_TASK_: Transcribe each entry below exactly. Pictures do not go in the copy.

_EXTRACTED ENTRIES_:
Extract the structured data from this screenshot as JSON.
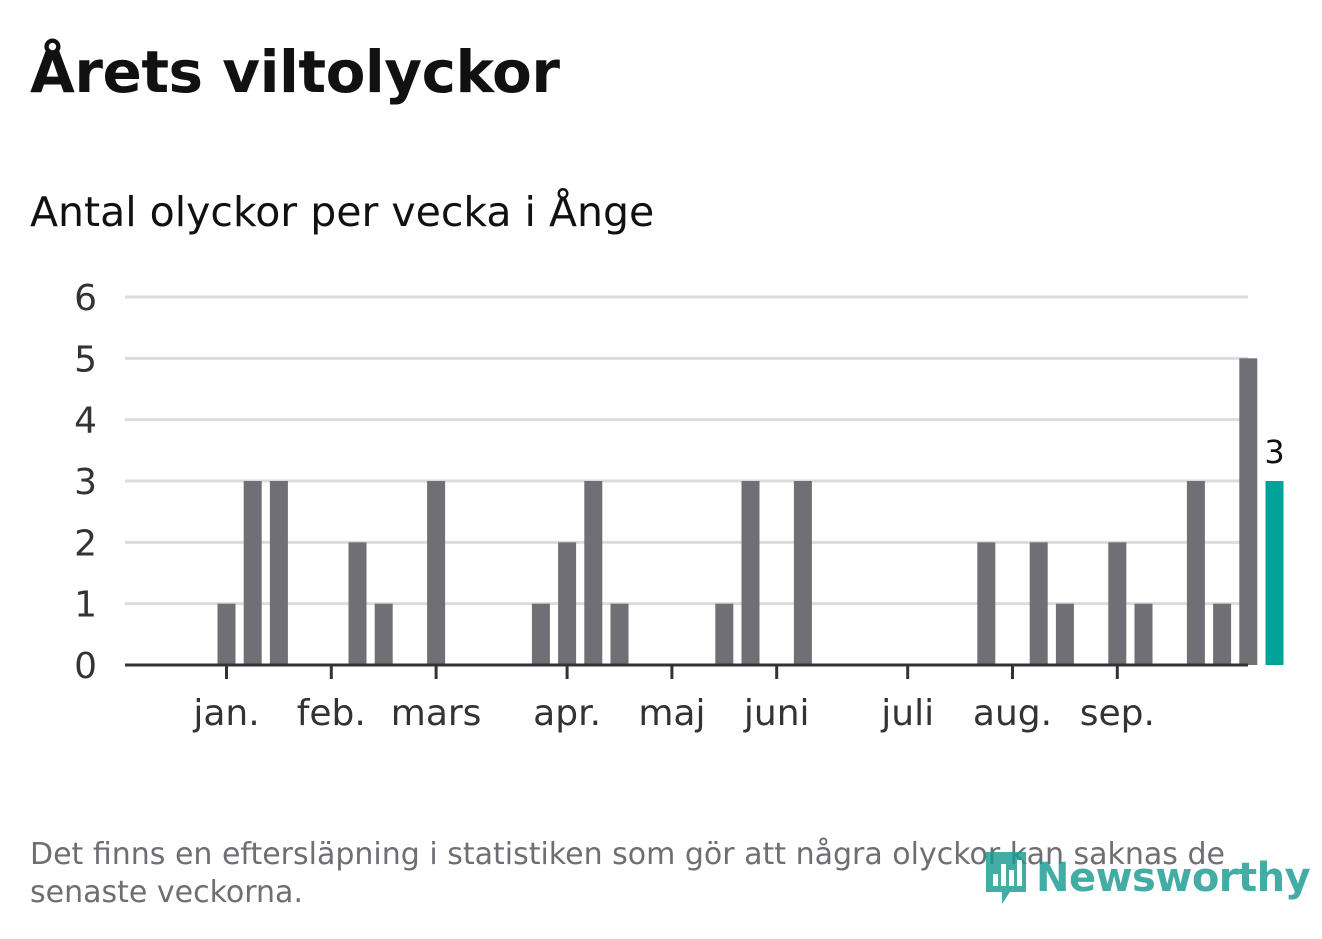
{
  "header": {
    "title": "Årets viltolyckor",
    "subtitle": "Antal olyckor per vecka i Ånge"
  },
  "footnote": "Det finns en eftersläpning i statistiken som gör att några olyckor kan saknas de senaste veckorna.",
  "brand": {
    "name": "Newsworthy",
    "icon": "bar-chart-speech-bubble-icon",
    "color": "#1a9a92"
  },
  "colors": {
    "bar": "#6f6f75",
    "highlight": "#00a39a",
    "grid": "#dcdcdc",
    "axis": "#333333"
  },
  "chart_data": {
    "type": "bar",
    "x_unit": "week",
    "weeks": [
      1,
      2,
      3,
      4,
      5,
      6,
      7,
      8,
      9,
      10,
      11,
      12,
      13,
      14,
      15,
      16,
      17,
      18,
      19,
      20,
      21,
      22,
      23,
      24,
      25,
      26,
      27,
      28,
      29,
      30,
      31,
      32,
      33,
      34,
      35,
      36,
      37,
      38,
      39,
      40,
      41,
      42,
      43
    ],
    "values": [
      0,
      0,
      1,
      3,
      3,
      0,
      0,
      2,
      1,
      0,
      3,
      0,
      0,
      0,
      1,
      2,
      3,
      1,
      0,
      0,
      0,
      1,
      3,
      0,
      3,
      0,
      0,
      0,
      0,
      0,
      0,
      2,
      0,
      2,
      1,
      0,
      2,
      1,
      0,
      3,
      1,
      5,
      3
    ],
    "highlight_week": 43,
    "highlight_label": "3",
    "ylim": [
      0,
      6
    ],
    "yticks": [
      0,
      1,
      2,
      3,
      4,
      5,
      6
    ],
    "month_ticks": [
      {
        "label": "jan.",
        "week": 3.5
      },
      {
        "label": "feb.",
        "week": 7.5
      },
      {
        "label": "mars",
        "week": 11.5
      },
      {
        "label": "apr.",
        "week": 16.5
      },
      {
        "label": "maj",
        "week": 20.5
      },
      {
        "label": "juni",
        "week": 24.5
      },
      {
        "label": "juli",
        "week": 29.5
      },
      {
        "label": "aug.",
        "week": 33.5
      },
      {
        "label": "sep.",
        "week": 37.5
      }
    ],
    "grid": true,
    "legend": "none"
  }
}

_ANSWER TO THE EXERCISE_:
Extract the structured data from this screenshot as JSON.
{
  "header": {
    "title": "Årets viltolyckor",
    "subtitle": "Antal olyckor per vecka i Ånge"
  },
  "footnote": "Det finns en eftersläpning i statistiken som gör att några olyckor kan saknas de senaste veckorna.",
  "brand": {
    "name": "Newsworthy",
    "icon": "bar-chart-speech-bubble-icon",
    "color": "#1a9a92"
  },
  "colors": {
    "bar": "#6f6f75",
    "highlight": "#00a39a",
    "grid": "#dcdcdc",
    "axis": "#333333"
  },
  "chart_data": {
    "type": "bar",
    "x_unit": "week",
    "weeks": [
      1,
      2,
      3,
      4,
      5,
      6,
      7,
      8,
      9,
      10,
      11,
      12,
      13,
      14,
      15,
      16,
      17,
      18,
      19,
      20,
      21,
      22,
      23,
      24,
      25,
      26,
      27,
      28,
      29,
      30,
      31,
      32,
      33,
      34,
      35,
      36,
      37,
      38,
      39,
      40,
      41,
      42,
      43
    ],
    "values": [
      0,
      0,
      1,
      3,
      3,
      0,
      0,
      2,
      1,
      0,
      3,
      0,
      0,
      0,
      1,
      2,
      3,
      1,
      0,
      0,
      0,
      1,
      3,
      0,
      3,
      0,
      0,
      0,
      0,
      0,
      0,
      2,
      0,
      2,
      1,
      0,
      2,
      1,
      0,
      3,
      1,
      5,
      3
    ],
    "highlight_week": 43,
    "highlight_label": "3",
    "ylim": [
      0,
      6
    ],
    "yticks": [
      0,
      1,
      2,
      3,
      4,
      5,
      6
    ],
    "month_ticks": [
      {
        "label": "jan.",
        "week": 3.5
      },
      {
        "label": "feb.",
        "week": 7.5
      },
      {
        "label": "mars",
        "week": 11.5
      },
      {
        "label": "apr.",
        "week": 16.5
      },
      {
        "label": "maj",
        "week": 20.5
      },
      {
        "label": "juni",
        "week": 24.5
      },
      {
        "label": "juli",
        "week": 29.5
      },
      {
        "label": "aug.",
        "week": 33.5
      },
      {
        "label": "sep.",
        "week": 37.5
      }
    ],
    "grid": true,
    "legend": "none"
  }
}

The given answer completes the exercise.